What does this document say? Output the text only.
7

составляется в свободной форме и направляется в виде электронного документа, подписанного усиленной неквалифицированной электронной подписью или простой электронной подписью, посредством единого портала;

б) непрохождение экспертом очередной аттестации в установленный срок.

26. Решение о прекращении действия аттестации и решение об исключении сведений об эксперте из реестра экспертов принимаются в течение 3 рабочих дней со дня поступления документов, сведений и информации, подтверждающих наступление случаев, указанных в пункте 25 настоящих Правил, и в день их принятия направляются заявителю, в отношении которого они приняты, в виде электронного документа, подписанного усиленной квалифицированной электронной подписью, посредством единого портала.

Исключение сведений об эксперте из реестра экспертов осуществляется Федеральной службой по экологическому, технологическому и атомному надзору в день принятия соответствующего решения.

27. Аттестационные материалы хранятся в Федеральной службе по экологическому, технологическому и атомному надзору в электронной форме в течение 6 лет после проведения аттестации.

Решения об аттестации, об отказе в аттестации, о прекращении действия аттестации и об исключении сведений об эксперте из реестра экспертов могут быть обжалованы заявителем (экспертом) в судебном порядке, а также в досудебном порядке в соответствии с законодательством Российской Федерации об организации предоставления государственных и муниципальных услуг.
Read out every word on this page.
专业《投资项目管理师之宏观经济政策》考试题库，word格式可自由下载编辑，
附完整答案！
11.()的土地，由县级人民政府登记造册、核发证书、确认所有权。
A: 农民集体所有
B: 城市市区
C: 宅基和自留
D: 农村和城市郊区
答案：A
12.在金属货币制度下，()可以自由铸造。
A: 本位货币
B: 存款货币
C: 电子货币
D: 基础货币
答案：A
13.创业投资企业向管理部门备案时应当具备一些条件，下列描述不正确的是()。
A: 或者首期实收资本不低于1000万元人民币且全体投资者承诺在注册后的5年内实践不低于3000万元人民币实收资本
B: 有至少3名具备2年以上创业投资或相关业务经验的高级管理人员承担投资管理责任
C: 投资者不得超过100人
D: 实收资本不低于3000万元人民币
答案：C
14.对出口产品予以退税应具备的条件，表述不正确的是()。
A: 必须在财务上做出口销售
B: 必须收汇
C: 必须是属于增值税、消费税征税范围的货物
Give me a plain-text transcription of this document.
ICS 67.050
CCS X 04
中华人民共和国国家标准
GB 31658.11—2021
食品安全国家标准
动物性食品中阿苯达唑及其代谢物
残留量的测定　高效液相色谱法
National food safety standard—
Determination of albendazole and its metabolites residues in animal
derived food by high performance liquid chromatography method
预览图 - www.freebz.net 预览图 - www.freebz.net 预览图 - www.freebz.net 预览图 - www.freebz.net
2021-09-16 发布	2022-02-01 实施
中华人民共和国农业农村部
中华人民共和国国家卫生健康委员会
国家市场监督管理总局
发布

### Requirement
Tally the lines of the preceding listing in which the word "food" appears; state nothing but the total.

### Solution to this task
2